Exercise description
Which lines hold the word "below"? Copy each of them from the material.

_ _ _ _ _ _ _

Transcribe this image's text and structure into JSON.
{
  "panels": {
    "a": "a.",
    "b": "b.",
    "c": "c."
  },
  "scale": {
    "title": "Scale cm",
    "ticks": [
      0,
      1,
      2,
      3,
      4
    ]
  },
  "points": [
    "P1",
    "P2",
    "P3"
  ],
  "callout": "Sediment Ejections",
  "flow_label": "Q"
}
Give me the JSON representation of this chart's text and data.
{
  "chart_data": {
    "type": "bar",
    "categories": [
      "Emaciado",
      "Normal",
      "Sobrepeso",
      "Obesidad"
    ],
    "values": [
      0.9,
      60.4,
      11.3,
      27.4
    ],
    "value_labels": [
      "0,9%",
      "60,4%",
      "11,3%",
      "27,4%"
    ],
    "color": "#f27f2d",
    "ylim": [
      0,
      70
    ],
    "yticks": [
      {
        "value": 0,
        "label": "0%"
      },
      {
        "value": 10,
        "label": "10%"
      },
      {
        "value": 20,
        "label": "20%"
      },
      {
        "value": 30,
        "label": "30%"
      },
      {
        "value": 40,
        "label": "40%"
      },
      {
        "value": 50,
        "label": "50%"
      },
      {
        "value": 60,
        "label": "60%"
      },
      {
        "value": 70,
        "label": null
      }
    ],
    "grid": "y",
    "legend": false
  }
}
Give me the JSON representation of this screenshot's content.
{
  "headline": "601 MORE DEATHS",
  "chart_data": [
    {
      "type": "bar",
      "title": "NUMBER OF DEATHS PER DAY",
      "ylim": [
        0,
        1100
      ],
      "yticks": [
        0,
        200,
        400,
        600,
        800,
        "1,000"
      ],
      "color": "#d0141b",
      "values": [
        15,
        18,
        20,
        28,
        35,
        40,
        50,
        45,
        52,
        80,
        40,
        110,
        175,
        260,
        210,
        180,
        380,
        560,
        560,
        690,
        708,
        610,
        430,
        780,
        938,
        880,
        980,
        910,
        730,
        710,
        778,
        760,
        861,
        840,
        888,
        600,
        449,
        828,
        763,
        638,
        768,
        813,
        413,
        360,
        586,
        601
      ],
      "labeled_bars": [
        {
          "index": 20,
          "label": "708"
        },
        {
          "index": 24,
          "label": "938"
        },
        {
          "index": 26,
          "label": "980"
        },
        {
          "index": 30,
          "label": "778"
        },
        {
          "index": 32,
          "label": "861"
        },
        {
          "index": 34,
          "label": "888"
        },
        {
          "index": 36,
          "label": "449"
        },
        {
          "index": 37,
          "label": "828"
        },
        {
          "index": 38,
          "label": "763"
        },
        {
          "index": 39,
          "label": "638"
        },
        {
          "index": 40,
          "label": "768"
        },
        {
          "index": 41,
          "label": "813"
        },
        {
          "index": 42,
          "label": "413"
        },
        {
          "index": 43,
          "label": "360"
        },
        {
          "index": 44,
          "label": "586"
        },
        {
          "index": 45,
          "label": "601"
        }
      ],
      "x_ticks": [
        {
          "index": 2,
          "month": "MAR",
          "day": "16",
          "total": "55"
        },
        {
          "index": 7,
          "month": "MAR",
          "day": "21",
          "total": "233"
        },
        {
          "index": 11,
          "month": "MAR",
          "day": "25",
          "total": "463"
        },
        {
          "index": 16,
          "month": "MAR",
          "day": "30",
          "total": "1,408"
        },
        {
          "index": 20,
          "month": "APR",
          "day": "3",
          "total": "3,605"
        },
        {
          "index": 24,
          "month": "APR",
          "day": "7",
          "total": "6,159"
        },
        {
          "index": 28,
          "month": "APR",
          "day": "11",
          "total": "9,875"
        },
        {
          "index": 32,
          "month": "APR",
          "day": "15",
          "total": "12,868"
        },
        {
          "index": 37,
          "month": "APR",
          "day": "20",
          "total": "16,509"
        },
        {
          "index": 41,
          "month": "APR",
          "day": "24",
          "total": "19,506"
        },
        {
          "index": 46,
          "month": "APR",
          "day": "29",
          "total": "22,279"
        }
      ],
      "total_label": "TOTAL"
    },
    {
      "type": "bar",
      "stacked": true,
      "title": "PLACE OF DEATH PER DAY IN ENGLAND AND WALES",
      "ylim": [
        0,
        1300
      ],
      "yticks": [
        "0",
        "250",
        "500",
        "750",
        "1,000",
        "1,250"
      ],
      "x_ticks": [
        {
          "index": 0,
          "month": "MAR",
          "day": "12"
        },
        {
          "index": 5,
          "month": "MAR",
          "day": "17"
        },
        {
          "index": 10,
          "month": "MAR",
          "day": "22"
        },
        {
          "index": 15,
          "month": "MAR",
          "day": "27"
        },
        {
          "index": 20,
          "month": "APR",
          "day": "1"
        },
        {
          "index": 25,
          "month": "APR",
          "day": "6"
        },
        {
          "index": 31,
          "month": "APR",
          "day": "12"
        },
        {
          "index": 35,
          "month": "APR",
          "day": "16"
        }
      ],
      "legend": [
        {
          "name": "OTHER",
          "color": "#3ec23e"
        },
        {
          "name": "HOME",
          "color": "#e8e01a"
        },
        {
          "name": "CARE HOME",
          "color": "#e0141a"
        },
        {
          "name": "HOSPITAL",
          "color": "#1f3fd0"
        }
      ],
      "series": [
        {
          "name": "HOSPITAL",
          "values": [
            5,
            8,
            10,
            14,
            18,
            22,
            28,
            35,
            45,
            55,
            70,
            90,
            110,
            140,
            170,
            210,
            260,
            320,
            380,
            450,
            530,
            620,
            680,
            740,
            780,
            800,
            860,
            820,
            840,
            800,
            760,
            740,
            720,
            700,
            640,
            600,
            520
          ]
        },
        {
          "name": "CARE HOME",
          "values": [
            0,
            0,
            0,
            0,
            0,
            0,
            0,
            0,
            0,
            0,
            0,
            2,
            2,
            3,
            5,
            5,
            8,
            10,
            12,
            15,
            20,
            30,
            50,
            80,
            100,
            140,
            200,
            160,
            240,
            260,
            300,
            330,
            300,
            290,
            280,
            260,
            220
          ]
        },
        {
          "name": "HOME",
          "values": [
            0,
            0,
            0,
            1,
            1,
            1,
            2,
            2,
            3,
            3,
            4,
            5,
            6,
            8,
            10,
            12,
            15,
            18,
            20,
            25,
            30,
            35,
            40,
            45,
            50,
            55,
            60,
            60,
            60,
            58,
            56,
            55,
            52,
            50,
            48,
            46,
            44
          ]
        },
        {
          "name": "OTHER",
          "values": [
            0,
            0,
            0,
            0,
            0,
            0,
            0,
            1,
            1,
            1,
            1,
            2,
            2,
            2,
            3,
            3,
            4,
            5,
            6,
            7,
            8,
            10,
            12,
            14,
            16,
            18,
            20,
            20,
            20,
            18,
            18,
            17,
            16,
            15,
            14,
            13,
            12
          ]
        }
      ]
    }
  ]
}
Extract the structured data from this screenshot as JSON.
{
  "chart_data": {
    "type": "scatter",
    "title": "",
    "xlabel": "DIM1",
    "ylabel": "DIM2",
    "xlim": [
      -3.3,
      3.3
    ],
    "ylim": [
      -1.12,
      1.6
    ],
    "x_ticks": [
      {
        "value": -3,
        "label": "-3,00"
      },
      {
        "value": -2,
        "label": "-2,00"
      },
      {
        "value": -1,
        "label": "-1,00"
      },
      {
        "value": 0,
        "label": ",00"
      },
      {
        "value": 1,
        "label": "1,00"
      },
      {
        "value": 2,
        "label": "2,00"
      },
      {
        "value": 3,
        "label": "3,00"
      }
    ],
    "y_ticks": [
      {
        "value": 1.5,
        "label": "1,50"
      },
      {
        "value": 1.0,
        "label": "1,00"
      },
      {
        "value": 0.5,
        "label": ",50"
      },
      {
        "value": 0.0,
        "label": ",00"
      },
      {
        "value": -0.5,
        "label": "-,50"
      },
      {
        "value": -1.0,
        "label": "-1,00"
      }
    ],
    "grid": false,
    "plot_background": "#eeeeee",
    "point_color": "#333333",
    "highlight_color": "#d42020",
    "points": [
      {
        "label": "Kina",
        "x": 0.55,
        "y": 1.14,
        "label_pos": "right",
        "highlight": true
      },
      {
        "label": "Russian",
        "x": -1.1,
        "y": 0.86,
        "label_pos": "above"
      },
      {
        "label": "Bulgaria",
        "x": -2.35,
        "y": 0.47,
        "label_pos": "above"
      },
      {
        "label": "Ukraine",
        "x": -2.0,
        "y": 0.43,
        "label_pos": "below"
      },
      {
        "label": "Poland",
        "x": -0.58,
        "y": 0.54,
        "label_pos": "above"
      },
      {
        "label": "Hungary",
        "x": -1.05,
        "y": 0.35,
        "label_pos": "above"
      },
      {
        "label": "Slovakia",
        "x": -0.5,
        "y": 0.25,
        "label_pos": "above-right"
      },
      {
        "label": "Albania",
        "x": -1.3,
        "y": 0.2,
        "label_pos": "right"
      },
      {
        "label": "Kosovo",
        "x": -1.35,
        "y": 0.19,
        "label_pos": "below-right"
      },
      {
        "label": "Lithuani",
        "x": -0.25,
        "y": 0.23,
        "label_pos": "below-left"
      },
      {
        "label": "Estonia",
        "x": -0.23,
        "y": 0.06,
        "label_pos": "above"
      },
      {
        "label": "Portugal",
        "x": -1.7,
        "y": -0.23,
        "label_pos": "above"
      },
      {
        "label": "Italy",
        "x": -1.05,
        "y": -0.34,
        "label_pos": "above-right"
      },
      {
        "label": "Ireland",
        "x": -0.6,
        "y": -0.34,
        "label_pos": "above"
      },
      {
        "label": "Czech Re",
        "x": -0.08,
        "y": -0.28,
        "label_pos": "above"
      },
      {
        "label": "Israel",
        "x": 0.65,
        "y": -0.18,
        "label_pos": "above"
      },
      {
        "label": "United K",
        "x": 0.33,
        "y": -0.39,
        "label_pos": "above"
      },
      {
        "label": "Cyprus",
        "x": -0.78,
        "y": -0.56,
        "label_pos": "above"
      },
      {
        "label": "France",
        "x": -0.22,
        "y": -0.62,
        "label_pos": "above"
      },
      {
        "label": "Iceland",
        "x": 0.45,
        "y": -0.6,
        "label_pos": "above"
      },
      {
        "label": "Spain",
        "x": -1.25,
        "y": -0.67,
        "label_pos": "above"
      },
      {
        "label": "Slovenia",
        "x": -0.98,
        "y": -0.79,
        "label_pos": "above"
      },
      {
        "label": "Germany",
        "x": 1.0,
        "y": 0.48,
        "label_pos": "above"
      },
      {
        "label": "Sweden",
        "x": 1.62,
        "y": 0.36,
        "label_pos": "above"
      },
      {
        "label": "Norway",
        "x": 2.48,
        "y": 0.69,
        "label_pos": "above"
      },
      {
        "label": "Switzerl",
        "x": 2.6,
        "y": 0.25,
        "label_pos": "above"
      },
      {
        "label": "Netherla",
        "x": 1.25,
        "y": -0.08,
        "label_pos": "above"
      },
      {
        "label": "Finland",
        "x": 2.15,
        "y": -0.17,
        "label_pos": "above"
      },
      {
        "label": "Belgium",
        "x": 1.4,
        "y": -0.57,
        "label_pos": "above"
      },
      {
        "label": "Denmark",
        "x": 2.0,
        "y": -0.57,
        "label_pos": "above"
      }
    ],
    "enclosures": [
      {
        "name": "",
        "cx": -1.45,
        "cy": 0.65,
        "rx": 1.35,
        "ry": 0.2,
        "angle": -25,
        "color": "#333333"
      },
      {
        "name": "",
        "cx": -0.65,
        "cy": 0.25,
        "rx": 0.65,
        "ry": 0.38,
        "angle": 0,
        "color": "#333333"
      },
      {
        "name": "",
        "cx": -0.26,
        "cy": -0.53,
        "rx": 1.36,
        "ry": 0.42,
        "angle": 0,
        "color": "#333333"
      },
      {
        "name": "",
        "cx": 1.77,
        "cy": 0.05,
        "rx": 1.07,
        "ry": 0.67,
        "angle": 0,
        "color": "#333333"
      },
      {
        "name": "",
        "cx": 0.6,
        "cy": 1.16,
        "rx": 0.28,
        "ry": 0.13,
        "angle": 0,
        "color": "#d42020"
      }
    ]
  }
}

_ _ _ _ _ _ _

Worked solution
        "label_pos": "below"
        "label_pos": "below-right"
        "label_pos": "below-left"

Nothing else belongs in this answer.